Stated problem
The records below are to be repeated in full, exactly as they are.

Dataset
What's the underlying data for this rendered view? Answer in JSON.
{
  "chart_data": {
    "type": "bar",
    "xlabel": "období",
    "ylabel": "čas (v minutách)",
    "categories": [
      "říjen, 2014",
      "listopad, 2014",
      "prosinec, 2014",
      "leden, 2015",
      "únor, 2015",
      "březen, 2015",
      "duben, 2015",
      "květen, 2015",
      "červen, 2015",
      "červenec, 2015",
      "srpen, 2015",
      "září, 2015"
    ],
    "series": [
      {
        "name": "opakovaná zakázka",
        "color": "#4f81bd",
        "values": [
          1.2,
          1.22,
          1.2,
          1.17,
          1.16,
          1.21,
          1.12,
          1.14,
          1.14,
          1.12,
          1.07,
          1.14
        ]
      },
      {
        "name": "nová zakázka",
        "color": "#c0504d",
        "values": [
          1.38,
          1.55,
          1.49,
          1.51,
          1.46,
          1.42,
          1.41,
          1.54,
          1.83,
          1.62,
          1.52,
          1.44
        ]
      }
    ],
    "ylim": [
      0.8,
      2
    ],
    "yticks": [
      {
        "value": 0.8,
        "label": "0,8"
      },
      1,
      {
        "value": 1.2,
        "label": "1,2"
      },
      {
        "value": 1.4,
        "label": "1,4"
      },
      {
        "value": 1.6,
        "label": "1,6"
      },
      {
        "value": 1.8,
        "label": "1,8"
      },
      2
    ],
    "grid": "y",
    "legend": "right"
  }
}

Problem solution
What's the underlying data for this rendered view? Answer in JSON.
{
  "chart_data": {
    "type": "bar",
    "xlabel": "období",
    "ylabel": "čas (v minutách)",
    "categories": [
      "říjen, 2014",
      "listopad, 2014",
      "prosinec, 2014",
      "leden, 2015",
      "únor, 2015",
      "březen, 2015",
      "duben, 2015",
      "květen, 2015",
      "červen, 2015",
      "červenec, 2015",
      "srpen, 2015",
      "září, 2015"
    ],
    "series": [
      {
        "name": "opakovaná zakázka",
        "color": "#4f81bd",
        "values": [
          1.2,
          1.22,
          1.2,
          1.17,
          1.16,
          1.21,
          1.12,
          1.14,
          1.14,
          1.12,
          1.07,
          1.14
        ]
      },
      {
        "name": "nová zakázka",
        "color": "#c0504d",
        "values": [
          1.38,
          1.55,
          1.49,
          1.51,
          1.46,
          1.42,
          1.41,
          1.54,
          1.83,
          1.62,
          1.52,
          1.44
        ]
      }
    ],
    "ylim": [
      0.8,
      2
    ],
    "yticks": [
      {
        "value": 0.8,
        "label": "0,8"
      },
      1,
      {
        "value": 1.2,
        "label": "1,2"
      },
      {
        "value": 1.4,
        "label": "1,4"
      },
      {
        "value": 1.6,
        "label": "1,6"
      },
      {
        "value": 1.8,
        "label": "1,8"
      },
      2
    ],
    "grid": "y",
    "legend": "right"
  }
}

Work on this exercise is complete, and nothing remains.